**The problem:** Omit images. Retype all entries verbatim.

**Data provided:**
--- START ---

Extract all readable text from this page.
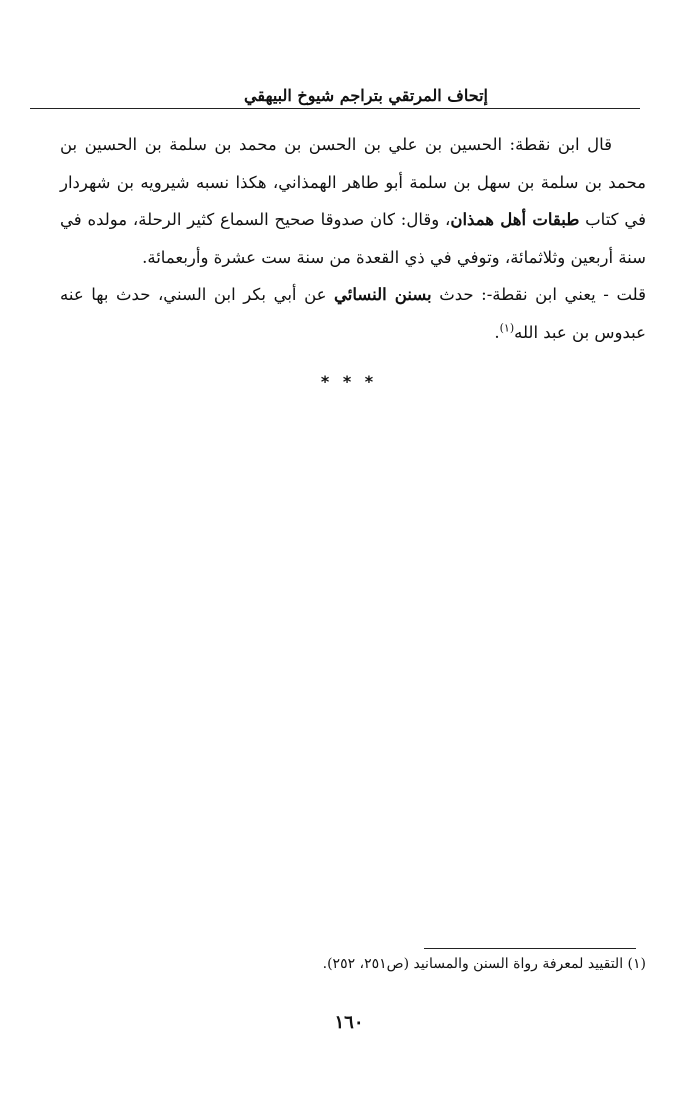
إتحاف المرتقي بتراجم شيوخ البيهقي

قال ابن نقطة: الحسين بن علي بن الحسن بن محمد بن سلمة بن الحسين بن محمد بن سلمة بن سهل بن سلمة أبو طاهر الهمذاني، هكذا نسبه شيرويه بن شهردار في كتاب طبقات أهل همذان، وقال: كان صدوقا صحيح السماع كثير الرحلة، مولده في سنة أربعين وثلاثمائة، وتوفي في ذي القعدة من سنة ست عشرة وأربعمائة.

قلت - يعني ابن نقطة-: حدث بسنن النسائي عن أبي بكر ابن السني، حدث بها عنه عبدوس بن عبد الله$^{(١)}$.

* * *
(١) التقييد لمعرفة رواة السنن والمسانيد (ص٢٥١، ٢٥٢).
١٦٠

--- END ---

**The result:**
Extract all readable text from this page.
إتحاف المرتقي بتراجم شيوخ البيهقي

قال ابن نقطة: الحسين بن علي بن الحسن بن محمد بن سلمة بن الحسين بن محمد بن سلمة بن سهل بن سلمة أبو طاهر الهمذاني، هكذا نسبه شيرويه بن شهردار في كتاب طبقات أهل همذان، وقال: كان صدوقا صحيح السماع كثير الرحلة، مولده في سنة أربعين وثلاثمائة، وتوفي في ذي القعدة من سنة ست عشرة وأربعمائة.

قلت - يعني ابن نقطة-: حدث بسنن النسائي عن أبي بكر ابن السني، حدث بها عنه عبدوس بن عبد الله$^{(١)}$.

* * *
(١) التقييد لمعرفة رواة السنن والمسانيد (ص٢٥١، ٢٥٢).
١٦٠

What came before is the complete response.